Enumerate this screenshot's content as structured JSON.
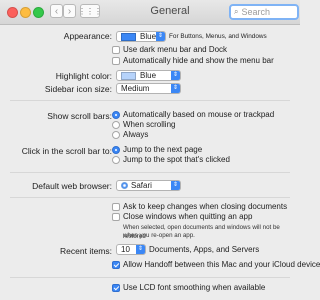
{
  "window": {
    "title": "General"
  },
  "search": {
    "placeholder": "Search"
  },
  "appearance": {
    "label": "Appearance:",
    "value": "Blue",
    "swatch_color": "#3b87f5",
    "hint": "For Buttons, Menus, and Windows",
    "dark_menu": "Use dark menu bar and Dock",
    "auto_hide": "Automatically hide and show the menu bar"
  },
  "highlight": {
    "label": "Highlight color:",
    "value": "Blue",
    "swatch_color": "#b6d3fb"
  },
  "sidebar": {
    "label": "Sidebar icon size:",
    "value": "Medium"
  },
  "scrollbars": {
    "label": "Show scroll bars:",
    "options": [
      "Automatically based on mouse or trackpad",
      "When scrolling",
      "Always"
    ],
    "selected": 0
  },
  "click": {
    "label": "Click in the scroll bar to:",
    "options": [
      "Jump to the next page",
      "Jump to the spot that's clicked"
    ],
    "selected": 0
  },
  "browser": {
    "label": "Default web browser:",
    "value": "Safari"
  },
  "documents": {
    "ask_keep": "Ask to keep changes when closing documents",
    "close_windows": "Close windows when quitting an app",
    "note_line1": "When selected, open documents and windows will not be restored",
    "note_line2": "when you re-open an app."
  },
  "recent": {
    "label": "Recent items:",
    "value": "10",
    "suffix": "Documents, Apps, and Servers"
  },
  "handoff": {
    "label": "Allow Handoff between this Mac and your iCloud devices"
  },
  "lcd": {
    "label": "Use LCD font smoothing when available"
  }
}
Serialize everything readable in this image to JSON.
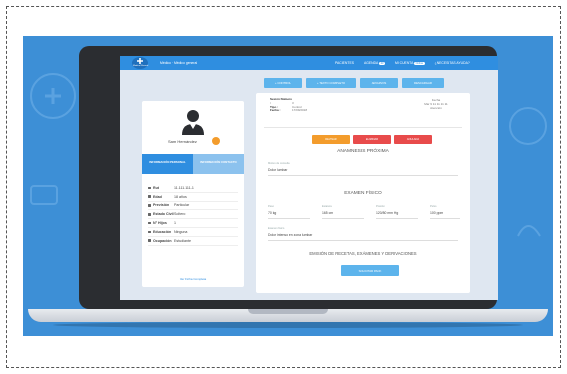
{
  "colors": {
    "scene_bg": "#3d8fd6",
    "topbar": "#2f8ee0",
    "action_button": "#5db4ec",
    "orange": "#f39c2c",
    "red": "#e84b4b",
    "laptop_bezel": "#2b2d31"
  },
  "topbar": {
    "logo_text": "Medical Record",
    "title": "Médico · Médico general",
    "nav": [
      {
        "label": "PACIENTES",
        "badge": ""
      },
      {
        "label": "AGENDA",
        "badge": "23"
      },
      {
        "label": "MI CUENTA",
        "badge": "Online"
      },
      {
        "label": "¿NECESITAS AYUDA?",
        "badge": ""
      }
    ]
  },
  "actions": [
    {
      "label": "+ CONTROL",
      "icon": "plus-icon"
    },
    {
      "label": "+ TEXTO COMPLETO",
      "icon": "plus-icon"
    },
    {
      "label": "ARCHIVOS",
      "icon": "file-icon"
    },
    {
      "label": "DESCARGAR",
      "icon": "download-icon"
    }
  ],
  "patient": {
    "name": "Sam Hernández",
    "tabs": [
      "INFORMACIÓN PERSONAL",
      "INFORMACIÓN CONTACTO"
    ],
    "info": [
      {
        "key": "Rut",
        "value": "11.111.111-1"
      },
      {
        "key": "Edad",
        "value": "18 años"
      },
      {
        "key": "Previsión",
        "value": "Particular"
      },
      {
        "key": "Estado Civil",
        "value": "Soltero"
      },
      {
        "key": "N° Hijos",
        "value": "1"
      },
      {
        "key": "Educación",
        "value": "Ninguna"
      },
      {
        "key": "Ocupación",
        "value": "Estudiante"
      }
    ],
    "more_link": "Ver Ficha Completa"
  },
  "consult": {
    "fields": [
      {
        "label": "Sesión Número :",
        "value": "3"
      },
      {
        "label": "Tipo :",
        "value": "Control"
      },
      {
        "label": "Fecha :",
        "value": "17/09/2018"
      }
    ],
    "right_lines": [
      "Fecha",
      "Mar 9 11 11 11 11",
      "Atención"
    ],
    "buttons": [
      "REVISAR",
      "ELIMINAR",
      "ANULADA"
    ],
    "anamnesis_title": "ANAMNESIS PRÓXIMA",
    "anamnesis_label": "Motivo de consulta",
    "anamnesis_value": "Dolor lumbar",
    "exam_title": "EXAMEN FÍSICO",
    "exam_fields": [
      {
        "label": "Peso",
        "value": "70 kg"
      },
      {
        "label": "Estatura",
        "value": "165 cm"
      },
      {
        "label": "Presión",
        "value": "120/80 mm Hg"
      },
      {
        "label": "Pulso",
        "value": "100 ppm"
      }
    ],
    "other_label": "Examen físico",
    "other_value": "Dolor intenso en zona lumbar",
    "emission_title": "EMISIÓN DE RECETAS, EXÁMENES Y DERIVACIONES",
    "emission_button": "SOLICITAR PACK"
  }
}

▸ Goal: Pull out each line containing the word "icon" and copy it.

▸ Answer in full:
    "label": "Sidebar icon size:",
      "icon": "plus-icon"
      "icon": "plus-icon"
      "icon": "file-icon"
      "icon": "download-icon"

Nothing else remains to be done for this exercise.